[Collected data]

--- begin ---

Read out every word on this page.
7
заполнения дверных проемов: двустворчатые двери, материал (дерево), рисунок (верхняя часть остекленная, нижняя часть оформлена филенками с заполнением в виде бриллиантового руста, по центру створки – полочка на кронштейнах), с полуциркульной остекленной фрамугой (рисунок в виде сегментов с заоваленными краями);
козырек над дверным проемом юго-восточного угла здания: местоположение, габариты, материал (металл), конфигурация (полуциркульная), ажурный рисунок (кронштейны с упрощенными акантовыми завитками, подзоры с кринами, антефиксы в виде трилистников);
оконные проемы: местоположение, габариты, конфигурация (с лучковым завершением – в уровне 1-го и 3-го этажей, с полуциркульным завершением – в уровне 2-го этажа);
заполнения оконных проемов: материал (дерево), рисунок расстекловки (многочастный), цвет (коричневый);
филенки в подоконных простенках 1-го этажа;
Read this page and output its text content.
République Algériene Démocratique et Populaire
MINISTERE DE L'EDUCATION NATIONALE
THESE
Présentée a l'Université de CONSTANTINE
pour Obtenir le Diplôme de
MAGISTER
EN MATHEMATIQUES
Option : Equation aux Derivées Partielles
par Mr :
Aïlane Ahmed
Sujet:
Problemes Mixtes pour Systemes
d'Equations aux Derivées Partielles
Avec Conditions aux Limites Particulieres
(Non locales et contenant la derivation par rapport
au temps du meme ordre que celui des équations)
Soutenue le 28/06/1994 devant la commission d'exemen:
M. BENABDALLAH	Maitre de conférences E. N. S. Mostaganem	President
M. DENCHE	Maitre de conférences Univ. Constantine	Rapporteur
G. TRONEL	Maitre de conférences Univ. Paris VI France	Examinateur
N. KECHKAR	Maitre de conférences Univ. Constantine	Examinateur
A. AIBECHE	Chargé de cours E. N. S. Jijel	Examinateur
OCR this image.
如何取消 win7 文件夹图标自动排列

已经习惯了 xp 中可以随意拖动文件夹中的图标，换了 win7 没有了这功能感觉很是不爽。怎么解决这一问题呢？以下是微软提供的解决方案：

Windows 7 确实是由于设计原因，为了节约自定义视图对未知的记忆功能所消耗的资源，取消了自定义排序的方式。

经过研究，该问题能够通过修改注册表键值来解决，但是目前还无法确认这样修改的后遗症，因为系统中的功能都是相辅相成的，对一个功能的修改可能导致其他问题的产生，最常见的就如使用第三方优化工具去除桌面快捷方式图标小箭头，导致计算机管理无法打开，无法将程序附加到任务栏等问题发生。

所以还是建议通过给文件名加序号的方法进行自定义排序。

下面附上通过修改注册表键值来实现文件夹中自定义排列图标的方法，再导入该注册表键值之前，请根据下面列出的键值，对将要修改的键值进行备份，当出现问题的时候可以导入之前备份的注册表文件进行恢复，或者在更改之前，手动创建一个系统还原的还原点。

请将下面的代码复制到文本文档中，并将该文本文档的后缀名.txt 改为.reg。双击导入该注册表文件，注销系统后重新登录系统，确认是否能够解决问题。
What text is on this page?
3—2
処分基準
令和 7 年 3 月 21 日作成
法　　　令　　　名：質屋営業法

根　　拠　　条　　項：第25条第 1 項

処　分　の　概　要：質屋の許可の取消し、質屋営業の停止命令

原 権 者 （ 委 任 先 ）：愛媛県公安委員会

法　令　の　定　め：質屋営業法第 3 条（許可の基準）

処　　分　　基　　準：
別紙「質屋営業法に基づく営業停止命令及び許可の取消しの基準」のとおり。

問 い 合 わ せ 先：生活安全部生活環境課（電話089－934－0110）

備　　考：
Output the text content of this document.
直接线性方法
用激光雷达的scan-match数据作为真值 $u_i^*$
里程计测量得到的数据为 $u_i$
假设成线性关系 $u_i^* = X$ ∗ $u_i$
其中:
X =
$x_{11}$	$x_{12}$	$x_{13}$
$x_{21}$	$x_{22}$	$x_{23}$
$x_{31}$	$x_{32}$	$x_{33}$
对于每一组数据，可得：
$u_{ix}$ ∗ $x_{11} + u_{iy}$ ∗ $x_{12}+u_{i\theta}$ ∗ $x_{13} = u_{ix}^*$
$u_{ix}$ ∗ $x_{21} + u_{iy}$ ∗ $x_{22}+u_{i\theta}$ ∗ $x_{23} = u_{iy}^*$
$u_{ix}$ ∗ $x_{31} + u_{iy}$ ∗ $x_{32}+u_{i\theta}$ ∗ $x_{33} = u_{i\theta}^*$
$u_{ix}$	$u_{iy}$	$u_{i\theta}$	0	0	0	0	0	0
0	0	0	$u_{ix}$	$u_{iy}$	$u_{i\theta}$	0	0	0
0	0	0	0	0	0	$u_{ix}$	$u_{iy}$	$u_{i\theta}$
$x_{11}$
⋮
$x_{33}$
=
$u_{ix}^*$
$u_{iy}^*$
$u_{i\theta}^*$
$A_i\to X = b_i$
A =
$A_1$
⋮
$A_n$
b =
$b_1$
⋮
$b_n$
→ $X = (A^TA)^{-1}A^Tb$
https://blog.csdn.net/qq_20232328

--- end ---

• Short task: From the line that contains "Output the text content of this document." down to the last line of the listing above, repeat each line exactly, and include nothing else.

• Output below:
Output the text content of this document.
直接线性方法
用激光雷达的scan-match数据作为真值 $u_i^*$
里程计测量得到的数据为 $u_i$
假设成线性关系 $u_i^* = X$ ∗ $u_i$
其中:
X =
$x_{11}$	$x_{12}$	$x_{13}$
$x_{21}$	$x_{22}$	$x_{23}$
$x_{31}$	$x_{32}$	$x_{33}$
对于每一组数据，可得：
$u_{ix}$ ∗ $x_{11} + u_{iy}$ ∗ $x_{12}+u_{i\theta}$ ∗ $x_{13} = u_{ix}^*$
$u_{ix}$ ∗ $x_{21} + u_{iy}$ ∗ $x_{22}+u_{i\theta}$ ∗ $x_{23} = u_{iy}^*$
$u_{ix}$ ∗ $x_{31} + u_{iy}$ ∗ $x_{32}+u_{i\theta}$ ∗ $x_{33} = u_{i\theta}^*$
$u_{ix}$	$u_{iy}$	$u_{i\theta}$	0	0	0	0	0	0
0	0	0	$u_{ix}$	$u_{iy}$	$u_{i\theta}$	0	0	0
0	0	0	0	0	0	$u_{ix}$	$u_{iy}$	$u_{i\theta}$
$x_{11}$
⋮
$x_{33}$
=
$u_{ix}^*$
$u_{iy}^*$
$u_{i\theta}^*$
$A_i\to X = b_i$
A =
$A_1$
⋮
$A_n$
b =
$b_1$
⋮
$b_n$
→ $X = (A^TA)^{-1}A^Tb$
https://blog.csdn.net/qq_20232328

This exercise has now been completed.